_Written task_.
Copy out the listing from the start of the records through the line that contains "240, 157, 244]", keeping every line as it appears.

::: Records for the exercise :::

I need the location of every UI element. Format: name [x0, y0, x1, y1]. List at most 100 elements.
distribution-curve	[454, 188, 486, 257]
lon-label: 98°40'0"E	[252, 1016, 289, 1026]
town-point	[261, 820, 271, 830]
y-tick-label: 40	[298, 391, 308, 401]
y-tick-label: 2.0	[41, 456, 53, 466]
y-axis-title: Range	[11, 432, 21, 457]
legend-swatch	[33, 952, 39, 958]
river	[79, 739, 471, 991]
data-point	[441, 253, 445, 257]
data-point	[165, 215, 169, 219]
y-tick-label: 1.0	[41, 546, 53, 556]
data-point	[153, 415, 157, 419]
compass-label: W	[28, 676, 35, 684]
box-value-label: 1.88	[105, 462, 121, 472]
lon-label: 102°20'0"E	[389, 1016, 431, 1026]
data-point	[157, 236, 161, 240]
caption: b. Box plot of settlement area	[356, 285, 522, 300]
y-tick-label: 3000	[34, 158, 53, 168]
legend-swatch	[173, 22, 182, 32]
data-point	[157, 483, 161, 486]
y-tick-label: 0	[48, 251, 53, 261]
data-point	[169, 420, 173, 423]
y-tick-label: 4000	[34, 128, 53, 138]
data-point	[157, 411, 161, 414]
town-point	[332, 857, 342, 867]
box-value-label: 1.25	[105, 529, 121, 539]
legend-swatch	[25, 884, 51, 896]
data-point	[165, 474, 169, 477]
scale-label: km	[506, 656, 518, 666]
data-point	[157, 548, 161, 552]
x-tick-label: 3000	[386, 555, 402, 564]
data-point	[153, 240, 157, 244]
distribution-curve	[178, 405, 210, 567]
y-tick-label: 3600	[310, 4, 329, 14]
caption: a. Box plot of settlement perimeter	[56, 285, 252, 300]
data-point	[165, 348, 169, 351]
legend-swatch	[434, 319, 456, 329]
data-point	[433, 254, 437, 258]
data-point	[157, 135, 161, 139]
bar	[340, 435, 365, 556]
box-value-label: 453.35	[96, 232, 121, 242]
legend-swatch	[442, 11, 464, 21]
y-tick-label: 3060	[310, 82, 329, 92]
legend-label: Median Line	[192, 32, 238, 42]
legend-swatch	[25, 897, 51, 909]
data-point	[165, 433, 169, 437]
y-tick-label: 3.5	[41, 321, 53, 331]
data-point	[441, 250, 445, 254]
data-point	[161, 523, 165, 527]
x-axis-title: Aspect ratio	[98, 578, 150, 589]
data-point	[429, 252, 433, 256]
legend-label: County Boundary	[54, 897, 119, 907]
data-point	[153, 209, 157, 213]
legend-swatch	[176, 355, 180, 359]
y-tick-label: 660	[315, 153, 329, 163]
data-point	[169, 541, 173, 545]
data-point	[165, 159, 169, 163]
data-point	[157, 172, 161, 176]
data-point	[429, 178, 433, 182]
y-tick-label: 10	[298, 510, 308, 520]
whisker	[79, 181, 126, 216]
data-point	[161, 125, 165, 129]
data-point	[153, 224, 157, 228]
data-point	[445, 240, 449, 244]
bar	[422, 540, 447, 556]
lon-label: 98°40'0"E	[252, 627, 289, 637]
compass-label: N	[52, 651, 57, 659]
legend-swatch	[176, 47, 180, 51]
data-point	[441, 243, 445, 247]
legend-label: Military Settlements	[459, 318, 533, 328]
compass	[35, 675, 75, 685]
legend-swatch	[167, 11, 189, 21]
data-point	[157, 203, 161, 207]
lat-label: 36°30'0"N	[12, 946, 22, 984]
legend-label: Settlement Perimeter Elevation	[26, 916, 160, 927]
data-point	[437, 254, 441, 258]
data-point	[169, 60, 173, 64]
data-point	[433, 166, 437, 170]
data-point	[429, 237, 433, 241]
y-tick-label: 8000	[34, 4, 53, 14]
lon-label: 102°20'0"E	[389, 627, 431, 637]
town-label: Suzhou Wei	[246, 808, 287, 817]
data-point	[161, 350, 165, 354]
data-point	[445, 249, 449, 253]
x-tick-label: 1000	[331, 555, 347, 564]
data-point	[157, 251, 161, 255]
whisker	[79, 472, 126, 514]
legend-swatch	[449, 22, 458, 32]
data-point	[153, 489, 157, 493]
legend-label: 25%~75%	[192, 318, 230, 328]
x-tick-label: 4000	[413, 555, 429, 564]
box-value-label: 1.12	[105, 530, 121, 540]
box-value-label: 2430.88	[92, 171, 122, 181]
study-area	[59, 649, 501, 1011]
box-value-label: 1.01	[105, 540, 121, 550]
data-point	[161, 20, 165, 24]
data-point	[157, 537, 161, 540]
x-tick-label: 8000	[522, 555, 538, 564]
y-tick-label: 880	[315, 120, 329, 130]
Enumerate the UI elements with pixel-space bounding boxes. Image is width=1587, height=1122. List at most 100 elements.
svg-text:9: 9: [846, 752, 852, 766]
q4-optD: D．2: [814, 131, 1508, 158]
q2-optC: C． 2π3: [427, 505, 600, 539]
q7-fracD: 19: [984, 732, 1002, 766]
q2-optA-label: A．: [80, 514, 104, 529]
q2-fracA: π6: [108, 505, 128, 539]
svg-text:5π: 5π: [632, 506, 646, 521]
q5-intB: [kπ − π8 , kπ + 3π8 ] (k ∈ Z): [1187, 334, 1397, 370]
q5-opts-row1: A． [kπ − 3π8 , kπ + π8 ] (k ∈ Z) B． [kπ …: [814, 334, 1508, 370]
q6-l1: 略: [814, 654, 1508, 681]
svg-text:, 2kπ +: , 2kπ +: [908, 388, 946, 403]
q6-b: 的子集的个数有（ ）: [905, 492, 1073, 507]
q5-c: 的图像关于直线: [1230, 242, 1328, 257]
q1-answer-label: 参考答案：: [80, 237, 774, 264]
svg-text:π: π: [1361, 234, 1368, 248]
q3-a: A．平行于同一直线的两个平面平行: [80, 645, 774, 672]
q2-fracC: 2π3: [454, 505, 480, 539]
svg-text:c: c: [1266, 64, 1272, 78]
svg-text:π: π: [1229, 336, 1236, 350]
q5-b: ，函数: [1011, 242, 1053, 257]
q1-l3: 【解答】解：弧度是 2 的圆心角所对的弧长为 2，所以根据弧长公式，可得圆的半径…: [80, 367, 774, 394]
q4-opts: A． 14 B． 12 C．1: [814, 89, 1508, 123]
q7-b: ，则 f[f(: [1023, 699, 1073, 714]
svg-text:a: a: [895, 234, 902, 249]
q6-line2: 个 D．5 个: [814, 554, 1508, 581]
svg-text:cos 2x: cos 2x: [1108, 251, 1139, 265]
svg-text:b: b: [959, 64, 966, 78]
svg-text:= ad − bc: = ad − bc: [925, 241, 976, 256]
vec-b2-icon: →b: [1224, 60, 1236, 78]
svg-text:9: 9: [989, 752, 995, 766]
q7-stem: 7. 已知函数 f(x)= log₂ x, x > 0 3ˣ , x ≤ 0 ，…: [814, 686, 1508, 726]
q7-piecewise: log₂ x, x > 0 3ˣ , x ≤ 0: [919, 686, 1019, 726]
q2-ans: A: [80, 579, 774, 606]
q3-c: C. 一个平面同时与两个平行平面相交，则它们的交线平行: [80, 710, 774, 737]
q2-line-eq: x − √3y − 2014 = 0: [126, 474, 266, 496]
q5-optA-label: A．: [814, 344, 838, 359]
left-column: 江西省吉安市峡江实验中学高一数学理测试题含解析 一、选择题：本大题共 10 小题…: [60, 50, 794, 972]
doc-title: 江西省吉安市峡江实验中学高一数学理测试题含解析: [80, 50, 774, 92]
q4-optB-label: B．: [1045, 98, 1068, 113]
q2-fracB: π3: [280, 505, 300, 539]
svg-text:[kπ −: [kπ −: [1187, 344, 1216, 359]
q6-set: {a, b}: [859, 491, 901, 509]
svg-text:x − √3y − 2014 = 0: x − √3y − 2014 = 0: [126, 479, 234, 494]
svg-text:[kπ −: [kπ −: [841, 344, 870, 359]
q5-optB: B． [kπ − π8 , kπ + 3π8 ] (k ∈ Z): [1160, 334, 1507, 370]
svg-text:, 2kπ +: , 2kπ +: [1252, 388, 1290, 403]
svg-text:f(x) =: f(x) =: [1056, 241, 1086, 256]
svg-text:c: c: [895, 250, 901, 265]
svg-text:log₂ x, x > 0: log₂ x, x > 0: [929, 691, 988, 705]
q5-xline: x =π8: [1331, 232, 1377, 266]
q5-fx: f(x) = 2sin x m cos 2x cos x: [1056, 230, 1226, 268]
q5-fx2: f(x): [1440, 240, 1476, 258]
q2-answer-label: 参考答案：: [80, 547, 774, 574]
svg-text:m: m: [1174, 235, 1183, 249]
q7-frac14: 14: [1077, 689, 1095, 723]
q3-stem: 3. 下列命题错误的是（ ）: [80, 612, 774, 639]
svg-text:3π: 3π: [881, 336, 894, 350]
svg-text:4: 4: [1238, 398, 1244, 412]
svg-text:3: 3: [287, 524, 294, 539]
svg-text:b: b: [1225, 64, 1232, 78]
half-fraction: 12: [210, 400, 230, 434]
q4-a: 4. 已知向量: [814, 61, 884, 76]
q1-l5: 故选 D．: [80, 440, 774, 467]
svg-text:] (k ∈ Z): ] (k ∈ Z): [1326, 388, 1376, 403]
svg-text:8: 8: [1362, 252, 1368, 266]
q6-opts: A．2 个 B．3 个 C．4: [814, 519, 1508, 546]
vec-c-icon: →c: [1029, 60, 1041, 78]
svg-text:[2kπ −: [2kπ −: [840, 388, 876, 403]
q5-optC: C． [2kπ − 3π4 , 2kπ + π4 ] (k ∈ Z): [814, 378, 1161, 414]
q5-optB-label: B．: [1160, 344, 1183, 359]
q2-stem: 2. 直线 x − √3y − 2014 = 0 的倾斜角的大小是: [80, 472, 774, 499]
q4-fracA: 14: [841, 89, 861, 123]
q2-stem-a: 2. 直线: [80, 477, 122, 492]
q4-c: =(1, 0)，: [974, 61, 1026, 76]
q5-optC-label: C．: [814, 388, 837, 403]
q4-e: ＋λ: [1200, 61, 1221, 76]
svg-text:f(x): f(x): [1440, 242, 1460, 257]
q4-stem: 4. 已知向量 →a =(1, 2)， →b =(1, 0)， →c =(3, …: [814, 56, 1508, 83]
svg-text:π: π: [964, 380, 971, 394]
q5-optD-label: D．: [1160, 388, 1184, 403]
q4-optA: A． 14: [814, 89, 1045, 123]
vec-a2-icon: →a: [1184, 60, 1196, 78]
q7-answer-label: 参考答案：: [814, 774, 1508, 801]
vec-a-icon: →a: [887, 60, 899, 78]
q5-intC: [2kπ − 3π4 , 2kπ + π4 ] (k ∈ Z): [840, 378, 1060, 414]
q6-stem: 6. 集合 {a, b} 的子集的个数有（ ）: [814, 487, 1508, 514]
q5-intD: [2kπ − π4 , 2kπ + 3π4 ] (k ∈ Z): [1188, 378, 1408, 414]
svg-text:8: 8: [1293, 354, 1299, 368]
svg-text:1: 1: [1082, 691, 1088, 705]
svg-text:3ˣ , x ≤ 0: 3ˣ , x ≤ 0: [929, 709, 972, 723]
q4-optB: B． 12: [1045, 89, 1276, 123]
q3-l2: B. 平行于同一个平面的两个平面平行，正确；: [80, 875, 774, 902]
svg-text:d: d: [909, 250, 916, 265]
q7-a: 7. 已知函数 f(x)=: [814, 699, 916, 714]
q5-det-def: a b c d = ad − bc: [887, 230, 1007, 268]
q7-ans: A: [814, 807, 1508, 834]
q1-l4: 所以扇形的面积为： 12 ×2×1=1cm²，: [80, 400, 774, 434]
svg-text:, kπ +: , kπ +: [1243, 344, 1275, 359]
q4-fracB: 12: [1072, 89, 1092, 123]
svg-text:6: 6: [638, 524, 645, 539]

:::

_Written answer_.
I need the location of every UI element. Format: name [x0, y0, x1, y1]. List at most 100 elements.
distribution-curve	[454, 188, 486, 257]
lon-label: 98°40'0"E	[252, 1016, 289, 1026]
town-point	[261, 820, 271, 830]
y-tick-label: 40	[298, 391, 308, 401]
y-tick-label: 2.0	[41, 456, 53, 466]
y-axis-title: Range	[11, 432, 21, 457]
legend-swatch	[33, 952, 39, 958]
river	[79, 739, 471, 991]
data-point	[441, 253, 445, 257]
data-point	[165, 215, 169, 219]
y-tick-label: 1.0	[41, 546, 53, 556]
data-point	[153, 415, 157, 419]
compass-label: W	[28, 676, 35, 684]
box-value-label: 1.88	[105, 462, 121, 472]
lon-label: 102°20'0"E	[389, 1016, 431, 1026]
data-point	[157, 236, 161, 240]
caption: b. Box plot of settlement area	[356, 285, 522, 300]
y-tick-label: 3000	[34, 158, 53, 168]
legend-swatch	[173, 22, 182, 32]
data-point	[157, 483, 161, 486]
y-tick-label: 0	[48, 251, 53, 261]
data-point	[169, 420, 173, 423]
y-tick-label: 4000	[34, 128, 53, 138]
data-point	[157, 411, 161, 414]
town-point	[332, 857, 342, 867]
box-value-label: 1.25	[105, 529, 121, 539]
legend-swatch	[25, 884, 51, 896]
data-point	[165, 474, 169, 477]
scale-label: km	[506, 656, 518, 666]
data-point	[157, 548, 161, 552]
x-tick-label: 3000	[386, 555, 402, 564]
data-point	[153, 240, 157, 244]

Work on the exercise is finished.